Data entries:
--- BEGIN ---

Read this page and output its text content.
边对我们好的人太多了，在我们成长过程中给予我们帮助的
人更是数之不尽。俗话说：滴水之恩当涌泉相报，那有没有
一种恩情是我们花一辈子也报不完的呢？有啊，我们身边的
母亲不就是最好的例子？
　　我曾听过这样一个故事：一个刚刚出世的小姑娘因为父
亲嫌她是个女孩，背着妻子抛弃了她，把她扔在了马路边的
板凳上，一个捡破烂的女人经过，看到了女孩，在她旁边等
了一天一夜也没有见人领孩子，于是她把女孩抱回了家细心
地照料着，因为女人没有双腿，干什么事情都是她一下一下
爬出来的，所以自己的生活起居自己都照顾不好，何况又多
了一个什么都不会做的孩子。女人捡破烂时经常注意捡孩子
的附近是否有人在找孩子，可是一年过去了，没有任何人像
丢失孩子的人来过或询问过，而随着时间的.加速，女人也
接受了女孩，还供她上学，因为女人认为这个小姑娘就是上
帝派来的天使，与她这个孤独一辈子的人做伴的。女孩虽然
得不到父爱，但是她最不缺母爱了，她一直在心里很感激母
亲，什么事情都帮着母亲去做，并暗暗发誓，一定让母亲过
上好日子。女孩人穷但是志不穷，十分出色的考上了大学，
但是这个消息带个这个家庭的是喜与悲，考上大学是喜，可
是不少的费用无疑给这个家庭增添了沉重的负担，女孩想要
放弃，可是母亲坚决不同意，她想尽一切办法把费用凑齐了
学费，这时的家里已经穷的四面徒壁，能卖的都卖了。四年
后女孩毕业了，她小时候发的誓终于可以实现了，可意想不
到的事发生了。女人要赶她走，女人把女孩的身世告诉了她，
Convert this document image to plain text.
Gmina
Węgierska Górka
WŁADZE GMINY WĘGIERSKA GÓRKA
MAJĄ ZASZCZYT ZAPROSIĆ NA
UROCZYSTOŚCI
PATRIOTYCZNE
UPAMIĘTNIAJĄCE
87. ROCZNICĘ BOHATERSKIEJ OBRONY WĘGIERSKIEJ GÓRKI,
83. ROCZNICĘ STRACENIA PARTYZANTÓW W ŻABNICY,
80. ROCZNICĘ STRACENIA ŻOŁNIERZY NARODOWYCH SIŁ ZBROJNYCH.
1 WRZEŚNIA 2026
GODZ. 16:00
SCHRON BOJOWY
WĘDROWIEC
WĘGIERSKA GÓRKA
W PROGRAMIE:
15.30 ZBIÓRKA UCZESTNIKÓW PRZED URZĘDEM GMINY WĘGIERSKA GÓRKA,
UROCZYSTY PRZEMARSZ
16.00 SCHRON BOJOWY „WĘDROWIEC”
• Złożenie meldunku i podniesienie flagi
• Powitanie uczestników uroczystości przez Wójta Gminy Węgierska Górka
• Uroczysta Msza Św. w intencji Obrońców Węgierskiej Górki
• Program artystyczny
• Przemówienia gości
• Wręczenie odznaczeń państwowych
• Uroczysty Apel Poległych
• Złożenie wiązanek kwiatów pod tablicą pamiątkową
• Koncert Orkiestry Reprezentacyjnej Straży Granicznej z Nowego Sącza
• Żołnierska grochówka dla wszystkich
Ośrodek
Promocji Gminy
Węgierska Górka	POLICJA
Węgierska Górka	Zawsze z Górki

--- END ---

PROBLEM STATEMENT: Where does the word "Złożenie" appear in the listing? List each line that holds it.

ANSWER TO THIS TASK:
• Złożenie meldunku i podniesienie flagi
• Złożenie wiązanek kwiatów pod tablicą pamiątkową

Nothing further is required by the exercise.